_Entries provided_.
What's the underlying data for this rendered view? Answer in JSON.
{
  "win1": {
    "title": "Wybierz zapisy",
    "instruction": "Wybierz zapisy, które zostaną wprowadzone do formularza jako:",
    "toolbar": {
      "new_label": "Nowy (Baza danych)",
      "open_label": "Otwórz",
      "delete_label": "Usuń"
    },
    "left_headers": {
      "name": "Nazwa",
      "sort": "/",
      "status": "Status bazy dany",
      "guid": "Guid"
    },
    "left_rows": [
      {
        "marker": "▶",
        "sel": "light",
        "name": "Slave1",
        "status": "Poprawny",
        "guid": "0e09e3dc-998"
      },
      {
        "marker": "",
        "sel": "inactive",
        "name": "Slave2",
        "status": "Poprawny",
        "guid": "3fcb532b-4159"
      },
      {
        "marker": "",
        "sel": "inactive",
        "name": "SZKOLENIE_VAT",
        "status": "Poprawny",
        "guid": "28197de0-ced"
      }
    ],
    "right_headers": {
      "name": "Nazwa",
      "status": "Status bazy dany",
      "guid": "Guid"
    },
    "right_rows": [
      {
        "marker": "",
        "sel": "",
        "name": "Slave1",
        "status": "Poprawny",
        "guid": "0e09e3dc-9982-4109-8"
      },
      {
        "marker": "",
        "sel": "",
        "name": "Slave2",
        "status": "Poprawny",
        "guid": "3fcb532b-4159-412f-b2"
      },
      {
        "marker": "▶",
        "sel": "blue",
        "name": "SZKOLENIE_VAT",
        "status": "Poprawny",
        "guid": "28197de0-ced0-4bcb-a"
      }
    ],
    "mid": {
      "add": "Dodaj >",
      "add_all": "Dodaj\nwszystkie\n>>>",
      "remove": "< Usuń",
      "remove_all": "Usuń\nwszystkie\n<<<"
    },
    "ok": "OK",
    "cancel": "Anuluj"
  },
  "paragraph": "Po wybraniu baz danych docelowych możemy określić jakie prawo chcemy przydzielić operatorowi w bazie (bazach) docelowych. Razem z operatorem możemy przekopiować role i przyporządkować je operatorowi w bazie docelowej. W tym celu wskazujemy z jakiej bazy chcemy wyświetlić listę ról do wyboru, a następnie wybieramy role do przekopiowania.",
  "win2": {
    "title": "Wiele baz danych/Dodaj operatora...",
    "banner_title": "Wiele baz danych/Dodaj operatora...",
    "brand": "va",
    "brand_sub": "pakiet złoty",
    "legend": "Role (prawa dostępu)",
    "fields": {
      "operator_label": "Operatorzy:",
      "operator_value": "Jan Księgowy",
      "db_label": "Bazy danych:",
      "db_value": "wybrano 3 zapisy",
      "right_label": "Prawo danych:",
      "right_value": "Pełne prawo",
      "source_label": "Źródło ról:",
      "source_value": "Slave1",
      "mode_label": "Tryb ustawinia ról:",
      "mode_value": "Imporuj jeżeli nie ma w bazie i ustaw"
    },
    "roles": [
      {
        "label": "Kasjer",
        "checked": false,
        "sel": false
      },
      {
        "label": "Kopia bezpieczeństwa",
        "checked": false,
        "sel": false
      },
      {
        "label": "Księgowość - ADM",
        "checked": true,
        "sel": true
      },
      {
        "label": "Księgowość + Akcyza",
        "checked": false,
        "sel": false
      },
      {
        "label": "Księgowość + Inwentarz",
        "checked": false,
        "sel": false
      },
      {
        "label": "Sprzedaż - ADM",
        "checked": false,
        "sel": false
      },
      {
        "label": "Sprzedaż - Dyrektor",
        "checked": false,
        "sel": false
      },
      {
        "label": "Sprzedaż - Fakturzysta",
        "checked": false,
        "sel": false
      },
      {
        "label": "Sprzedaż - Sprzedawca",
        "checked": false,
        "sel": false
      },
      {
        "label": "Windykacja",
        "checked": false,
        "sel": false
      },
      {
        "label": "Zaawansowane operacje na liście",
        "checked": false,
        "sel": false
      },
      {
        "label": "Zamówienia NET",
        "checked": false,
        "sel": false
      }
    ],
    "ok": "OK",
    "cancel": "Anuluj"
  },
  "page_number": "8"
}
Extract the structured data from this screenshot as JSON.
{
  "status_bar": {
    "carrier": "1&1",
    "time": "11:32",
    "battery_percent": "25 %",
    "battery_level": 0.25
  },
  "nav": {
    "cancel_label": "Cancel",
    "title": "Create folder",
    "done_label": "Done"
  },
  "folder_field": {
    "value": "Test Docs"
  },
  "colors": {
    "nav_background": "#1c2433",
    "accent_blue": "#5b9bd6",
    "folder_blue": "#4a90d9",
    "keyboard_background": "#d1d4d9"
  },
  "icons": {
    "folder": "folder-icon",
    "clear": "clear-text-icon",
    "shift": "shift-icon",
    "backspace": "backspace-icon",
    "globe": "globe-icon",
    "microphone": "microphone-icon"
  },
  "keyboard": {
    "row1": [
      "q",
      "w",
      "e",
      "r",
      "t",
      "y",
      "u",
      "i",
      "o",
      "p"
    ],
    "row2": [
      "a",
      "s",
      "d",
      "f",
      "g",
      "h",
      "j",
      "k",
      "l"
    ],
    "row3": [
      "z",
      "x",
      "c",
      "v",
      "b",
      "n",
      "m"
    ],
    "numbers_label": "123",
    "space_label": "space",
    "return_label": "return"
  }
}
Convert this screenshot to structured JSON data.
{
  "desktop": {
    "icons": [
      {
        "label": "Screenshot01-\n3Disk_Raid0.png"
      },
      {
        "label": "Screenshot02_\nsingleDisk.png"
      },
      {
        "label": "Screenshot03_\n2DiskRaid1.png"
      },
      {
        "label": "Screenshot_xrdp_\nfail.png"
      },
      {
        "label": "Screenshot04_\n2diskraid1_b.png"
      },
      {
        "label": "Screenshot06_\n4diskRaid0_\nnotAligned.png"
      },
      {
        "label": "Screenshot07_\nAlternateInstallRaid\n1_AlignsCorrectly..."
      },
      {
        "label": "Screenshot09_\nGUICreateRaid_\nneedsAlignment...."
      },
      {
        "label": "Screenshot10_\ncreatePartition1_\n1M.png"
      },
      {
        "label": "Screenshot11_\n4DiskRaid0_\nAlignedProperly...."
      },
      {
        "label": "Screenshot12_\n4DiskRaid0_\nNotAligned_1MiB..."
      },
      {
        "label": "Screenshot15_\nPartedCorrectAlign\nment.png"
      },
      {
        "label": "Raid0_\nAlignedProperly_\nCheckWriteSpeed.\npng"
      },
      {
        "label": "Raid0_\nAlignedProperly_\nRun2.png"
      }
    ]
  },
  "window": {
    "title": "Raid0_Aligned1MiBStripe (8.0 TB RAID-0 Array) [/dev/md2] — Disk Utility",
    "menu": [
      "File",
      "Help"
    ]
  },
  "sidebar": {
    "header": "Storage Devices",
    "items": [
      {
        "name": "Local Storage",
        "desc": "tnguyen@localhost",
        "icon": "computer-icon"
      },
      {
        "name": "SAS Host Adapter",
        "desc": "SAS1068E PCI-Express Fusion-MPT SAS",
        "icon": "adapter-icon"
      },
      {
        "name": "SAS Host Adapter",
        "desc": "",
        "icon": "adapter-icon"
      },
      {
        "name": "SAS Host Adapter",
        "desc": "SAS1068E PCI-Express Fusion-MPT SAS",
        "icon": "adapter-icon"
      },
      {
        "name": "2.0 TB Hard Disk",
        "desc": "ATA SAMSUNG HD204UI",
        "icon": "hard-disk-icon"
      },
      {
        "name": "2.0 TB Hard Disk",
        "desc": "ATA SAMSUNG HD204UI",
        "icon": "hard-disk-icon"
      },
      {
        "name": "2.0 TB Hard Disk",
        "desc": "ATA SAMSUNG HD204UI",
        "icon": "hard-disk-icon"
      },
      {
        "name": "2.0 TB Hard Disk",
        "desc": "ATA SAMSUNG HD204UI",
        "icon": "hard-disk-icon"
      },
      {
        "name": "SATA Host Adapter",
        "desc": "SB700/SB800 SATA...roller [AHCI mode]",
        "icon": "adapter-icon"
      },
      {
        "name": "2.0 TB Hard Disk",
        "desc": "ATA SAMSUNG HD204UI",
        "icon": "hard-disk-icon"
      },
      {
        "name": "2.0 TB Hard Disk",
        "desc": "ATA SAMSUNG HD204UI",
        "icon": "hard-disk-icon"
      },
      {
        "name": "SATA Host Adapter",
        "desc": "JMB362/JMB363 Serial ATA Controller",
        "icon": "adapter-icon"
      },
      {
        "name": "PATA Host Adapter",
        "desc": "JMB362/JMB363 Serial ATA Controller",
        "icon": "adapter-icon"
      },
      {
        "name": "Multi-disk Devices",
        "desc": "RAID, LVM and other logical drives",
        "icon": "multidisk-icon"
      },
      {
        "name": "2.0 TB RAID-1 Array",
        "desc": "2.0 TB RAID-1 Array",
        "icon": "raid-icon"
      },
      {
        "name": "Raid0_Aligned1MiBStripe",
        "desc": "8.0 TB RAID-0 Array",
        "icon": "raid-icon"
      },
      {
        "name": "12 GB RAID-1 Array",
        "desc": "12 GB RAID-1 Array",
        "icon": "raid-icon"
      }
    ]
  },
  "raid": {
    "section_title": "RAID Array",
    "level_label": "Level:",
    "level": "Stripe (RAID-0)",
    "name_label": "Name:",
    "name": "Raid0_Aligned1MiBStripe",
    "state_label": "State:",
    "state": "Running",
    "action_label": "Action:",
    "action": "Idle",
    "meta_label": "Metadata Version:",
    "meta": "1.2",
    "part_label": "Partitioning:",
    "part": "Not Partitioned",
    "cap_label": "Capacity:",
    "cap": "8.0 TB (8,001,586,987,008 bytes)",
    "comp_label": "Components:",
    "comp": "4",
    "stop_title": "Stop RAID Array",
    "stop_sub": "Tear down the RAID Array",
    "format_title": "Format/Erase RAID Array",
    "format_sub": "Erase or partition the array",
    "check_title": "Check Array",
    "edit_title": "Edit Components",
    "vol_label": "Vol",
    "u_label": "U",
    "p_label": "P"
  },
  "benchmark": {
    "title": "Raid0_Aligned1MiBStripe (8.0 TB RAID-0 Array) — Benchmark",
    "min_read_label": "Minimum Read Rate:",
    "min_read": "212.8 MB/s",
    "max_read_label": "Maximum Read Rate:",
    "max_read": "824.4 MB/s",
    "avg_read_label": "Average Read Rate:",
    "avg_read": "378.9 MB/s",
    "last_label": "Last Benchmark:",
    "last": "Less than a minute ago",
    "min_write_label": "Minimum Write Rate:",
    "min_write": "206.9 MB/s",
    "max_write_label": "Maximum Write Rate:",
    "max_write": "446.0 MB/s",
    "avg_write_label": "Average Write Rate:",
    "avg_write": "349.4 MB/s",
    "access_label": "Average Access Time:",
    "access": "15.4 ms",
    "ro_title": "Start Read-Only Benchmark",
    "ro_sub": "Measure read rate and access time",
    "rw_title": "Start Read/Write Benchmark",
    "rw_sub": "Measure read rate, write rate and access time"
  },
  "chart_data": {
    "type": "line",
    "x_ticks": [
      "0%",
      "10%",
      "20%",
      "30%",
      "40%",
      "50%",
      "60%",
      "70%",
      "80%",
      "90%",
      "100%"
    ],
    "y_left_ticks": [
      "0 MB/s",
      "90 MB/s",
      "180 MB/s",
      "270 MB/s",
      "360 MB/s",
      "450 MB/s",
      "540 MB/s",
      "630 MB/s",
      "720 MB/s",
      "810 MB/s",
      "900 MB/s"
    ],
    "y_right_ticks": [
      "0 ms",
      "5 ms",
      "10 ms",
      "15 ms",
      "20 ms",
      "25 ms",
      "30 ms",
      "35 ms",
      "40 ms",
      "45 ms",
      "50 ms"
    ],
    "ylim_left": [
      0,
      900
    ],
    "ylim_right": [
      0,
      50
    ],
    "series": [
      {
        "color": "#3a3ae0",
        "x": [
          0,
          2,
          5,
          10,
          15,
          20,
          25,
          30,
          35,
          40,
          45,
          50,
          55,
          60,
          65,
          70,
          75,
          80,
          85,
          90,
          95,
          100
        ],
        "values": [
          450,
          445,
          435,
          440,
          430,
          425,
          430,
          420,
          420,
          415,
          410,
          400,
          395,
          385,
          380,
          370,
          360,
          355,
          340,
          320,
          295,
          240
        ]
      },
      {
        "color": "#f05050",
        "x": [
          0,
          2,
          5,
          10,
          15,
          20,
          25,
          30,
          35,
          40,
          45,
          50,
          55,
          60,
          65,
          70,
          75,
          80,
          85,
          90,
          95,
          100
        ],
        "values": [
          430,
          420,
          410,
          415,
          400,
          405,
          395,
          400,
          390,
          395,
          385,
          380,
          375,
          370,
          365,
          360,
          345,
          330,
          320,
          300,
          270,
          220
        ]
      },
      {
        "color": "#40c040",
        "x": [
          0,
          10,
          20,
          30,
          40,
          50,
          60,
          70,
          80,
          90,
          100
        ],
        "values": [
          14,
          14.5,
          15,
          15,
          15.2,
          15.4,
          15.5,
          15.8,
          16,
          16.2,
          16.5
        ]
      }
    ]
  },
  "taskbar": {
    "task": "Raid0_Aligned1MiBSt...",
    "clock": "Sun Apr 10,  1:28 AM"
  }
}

_Work to complete_.
Copy out each line of the data where the string "Wybierz" appears.

_Answer to this problem_.
    "title": "Wybierz zapisy",
    "instruction": "Wybierz zapisy, które zostaną wprowadzone do formularza jako:",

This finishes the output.